**TASK PROMPT:**
Output the entries below without any changes, starting at the first line and ending at the line that contains "description-bold: Position 1: [426, 701, 505, 720]", with both of those lines included.

**GIVEN ENTRIES:**
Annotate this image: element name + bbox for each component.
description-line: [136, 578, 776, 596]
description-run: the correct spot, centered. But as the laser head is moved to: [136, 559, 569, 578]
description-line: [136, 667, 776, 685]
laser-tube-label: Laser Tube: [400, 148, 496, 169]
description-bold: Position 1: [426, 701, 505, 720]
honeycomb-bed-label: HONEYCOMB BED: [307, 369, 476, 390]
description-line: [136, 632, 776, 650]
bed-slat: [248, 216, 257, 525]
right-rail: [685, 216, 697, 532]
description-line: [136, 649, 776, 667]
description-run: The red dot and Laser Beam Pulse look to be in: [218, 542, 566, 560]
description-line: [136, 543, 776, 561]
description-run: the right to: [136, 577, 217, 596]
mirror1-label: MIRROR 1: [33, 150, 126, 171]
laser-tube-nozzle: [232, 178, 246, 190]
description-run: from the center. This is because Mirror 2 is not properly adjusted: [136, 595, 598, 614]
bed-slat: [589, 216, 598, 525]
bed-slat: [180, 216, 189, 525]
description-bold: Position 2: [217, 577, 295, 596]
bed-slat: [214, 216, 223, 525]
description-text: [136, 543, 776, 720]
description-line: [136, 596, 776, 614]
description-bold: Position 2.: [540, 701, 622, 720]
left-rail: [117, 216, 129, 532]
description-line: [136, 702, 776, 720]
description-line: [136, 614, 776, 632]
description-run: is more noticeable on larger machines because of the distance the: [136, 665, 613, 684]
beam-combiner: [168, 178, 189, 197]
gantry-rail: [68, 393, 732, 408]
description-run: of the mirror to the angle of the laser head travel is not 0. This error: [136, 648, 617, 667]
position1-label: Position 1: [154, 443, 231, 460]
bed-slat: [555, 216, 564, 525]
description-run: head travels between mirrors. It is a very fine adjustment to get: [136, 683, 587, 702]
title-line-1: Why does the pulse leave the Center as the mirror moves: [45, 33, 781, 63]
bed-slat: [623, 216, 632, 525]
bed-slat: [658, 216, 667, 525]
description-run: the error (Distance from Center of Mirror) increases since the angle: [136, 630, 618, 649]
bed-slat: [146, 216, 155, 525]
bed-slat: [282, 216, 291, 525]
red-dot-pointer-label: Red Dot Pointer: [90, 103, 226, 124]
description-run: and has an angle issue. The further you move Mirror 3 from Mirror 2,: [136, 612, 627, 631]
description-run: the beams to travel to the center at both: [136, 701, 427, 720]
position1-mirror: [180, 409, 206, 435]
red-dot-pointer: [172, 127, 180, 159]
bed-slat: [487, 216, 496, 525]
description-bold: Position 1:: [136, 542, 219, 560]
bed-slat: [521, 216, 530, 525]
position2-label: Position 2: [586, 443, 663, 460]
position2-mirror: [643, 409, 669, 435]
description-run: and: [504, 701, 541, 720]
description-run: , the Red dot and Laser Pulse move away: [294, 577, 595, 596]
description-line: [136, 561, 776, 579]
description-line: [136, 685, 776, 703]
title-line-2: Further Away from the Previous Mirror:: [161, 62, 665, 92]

**TASK SOLUTION:**
Annotate this image: element name + bbox for each component.
description-line: [136, 578, 776, 596]
description-run: the correct spot, centered. But as the laser head is moved to: [136, 559, 569, 578]
description-line: [136, 667, 776, 685]
laser-tube-label: Laser Tube: [400, 148, 496, 169]
description-bold: Position 1: [426, 701, 505, 720]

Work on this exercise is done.